__REQUIREMENTS__
Put each line of the entries below into a JSON list of strings, one string per line, starting with the first line of the entries and continuing through the line that contains "button[interactable]: 2: [44, 129, 87, 155]". Leave out blank lines.

* BEGIN PROVIDED DATA *

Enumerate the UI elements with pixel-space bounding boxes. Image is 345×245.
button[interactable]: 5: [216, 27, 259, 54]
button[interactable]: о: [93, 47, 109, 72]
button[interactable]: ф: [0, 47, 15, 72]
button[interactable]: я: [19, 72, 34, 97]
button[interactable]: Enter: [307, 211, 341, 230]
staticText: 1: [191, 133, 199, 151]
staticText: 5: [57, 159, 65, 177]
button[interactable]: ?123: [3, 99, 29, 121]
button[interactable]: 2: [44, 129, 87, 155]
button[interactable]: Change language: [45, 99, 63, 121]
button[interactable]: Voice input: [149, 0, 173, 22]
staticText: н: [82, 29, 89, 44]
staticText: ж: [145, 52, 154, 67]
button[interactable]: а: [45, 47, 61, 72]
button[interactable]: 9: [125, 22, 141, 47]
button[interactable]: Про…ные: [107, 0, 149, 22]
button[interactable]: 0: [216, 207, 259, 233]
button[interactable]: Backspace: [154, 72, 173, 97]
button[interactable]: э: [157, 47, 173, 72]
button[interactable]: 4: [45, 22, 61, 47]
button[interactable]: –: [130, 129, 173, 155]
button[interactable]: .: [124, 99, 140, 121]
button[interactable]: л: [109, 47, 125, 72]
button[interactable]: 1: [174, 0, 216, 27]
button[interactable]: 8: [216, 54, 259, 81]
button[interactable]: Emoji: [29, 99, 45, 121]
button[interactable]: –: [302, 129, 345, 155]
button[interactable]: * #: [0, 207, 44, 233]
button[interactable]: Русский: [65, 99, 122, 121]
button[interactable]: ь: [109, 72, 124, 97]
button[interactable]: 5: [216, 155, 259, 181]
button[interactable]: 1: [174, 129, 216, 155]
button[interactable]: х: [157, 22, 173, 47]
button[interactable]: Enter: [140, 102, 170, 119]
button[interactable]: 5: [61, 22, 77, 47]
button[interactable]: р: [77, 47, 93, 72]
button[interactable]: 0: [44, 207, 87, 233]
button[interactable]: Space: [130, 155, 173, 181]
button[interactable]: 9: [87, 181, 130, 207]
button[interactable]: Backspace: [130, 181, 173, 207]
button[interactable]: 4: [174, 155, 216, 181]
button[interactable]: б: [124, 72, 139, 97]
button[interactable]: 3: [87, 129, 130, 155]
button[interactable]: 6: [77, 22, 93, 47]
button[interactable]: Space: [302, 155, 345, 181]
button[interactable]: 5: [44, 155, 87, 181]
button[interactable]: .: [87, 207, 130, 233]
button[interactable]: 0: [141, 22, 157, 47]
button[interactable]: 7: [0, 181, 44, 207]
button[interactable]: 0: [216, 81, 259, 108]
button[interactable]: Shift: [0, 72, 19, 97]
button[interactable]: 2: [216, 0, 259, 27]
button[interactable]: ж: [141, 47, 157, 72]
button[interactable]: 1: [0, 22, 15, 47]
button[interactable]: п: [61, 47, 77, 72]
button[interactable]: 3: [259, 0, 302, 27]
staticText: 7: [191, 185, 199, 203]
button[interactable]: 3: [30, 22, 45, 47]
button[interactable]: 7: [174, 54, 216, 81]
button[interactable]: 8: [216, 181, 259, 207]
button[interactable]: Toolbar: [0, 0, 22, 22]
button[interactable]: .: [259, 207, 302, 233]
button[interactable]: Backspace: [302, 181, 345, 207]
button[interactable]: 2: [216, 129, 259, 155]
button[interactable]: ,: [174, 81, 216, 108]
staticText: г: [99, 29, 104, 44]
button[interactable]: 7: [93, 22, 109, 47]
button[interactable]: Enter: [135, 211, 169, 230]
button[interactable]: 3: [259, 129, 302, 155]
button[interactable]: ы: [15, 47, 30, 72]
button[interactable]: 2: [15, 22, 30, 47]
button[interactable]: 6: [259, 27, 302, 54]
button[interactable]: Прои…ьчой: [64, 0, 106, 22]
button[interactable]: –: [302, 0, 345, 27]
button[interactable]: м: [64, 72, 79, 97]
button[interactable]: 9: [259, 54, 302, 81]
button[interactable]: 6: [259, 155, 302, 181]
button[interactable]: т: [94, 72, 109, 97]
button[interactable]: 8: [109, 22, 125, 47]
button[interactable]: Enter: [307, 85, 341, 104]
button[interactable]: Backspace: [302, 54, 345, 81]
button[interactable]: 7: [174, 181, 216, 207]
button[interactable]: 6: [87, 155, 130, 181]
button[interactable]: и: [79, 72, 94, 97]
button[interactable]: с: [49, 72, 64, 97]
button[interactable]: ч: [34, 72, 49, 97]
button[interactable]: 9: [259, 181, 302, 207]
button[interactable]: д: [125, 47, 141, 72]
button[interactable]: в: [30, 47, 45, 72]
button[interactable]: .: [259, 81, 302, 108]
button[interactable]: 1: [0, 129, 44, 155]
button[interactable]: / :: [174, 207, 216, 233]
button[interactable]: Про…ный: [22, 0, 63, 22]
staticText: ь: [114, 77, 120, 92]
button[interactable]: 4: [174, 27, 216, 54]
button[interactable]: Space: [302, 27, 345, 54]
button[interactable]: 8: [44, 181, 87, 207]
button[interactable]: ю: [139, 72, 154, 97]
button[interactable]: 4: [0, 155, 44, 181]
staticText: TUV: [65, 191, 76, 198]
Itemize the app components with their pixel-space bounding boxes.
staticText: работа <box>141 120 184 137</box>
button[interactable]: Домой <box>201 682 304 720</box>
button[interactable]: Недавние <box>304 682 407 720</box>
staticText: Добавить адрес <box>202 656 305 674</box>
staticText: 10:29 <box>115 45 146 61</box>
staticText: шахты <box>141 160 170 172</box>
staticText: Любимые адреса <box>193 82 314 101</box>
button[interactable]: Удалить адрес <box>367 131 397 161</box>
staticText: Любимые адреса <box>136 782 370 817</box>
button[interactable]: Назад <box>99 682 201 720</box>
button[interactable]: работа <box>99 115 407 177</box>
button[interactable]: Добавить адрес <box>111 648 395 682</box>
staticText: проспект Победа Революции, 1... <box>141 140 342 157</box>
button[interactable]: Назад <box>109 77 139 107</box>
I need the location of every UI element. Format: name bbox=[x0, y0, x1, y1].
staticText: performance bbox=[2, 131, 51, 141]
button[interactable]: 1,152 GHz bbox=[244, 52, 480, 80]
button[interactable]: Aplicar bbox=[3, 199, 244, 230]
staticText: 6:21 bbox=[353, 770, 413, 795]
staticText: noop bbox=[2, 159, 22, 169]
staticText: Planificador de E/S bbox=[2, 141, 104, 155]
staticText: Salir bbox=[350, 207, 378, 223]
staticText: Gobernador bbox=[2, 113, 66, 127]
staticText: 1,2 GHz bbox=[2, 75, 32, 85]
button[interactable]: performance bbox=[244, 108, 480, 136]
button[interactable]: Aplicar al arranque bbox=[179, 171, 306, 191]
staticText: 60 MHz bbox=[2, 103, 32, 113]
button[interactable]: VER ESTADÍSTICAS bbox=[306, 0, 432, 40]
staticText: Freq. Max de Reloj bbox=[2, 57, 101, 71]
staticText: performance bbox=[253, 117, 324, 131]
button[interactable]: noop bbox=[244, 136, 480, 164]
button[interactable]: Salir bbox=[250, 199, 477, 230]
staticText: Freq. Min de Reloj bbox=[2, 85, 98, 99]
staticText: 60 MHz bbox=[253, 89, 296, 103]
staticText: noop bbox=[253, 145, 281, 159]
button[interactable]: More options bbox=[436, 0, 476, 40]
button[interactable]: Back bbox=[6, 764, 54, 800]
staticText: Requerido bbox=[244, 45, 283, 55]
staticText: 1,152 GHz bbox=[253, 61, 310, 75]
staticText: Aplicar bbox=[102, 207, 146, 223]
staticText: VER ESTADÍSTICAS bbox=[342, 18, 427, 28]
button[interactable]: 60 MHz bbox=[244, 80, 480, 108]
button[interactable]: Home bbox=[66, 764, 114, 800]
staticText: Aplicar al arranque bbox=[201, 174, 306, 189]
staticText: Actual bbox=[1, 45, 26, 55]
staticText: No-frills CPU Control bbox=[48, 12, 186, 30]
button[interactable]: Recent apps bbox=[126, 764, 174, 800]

* END PROVIDED DATA *

__FINISHED EXERCISE__
[
  "Enumerate the UI elements with pixel-space bounding boxes. Image is 345×245.",
  "button[interactable]: 5: [216, 27, 259, 54]",
  "button[interactable]: о: [93, 47, 109, 72]",
  "button[interactable]: ф: [0, 47, 15, 72]",
  "button[interactable]: я: [19, 72, 34, 97]",
  "button[interactable]: Enter: [307, 211, 341, 230]",
  "staticText: 1: [191, 133, 199, 151]",
  "staticText: 5: [57, 159, 65, 177]",
  "button[interactable]: ?123: [3, 99, 29, 121]",
  "button[interactable]: 2: [44, 129, 87, 155]"
]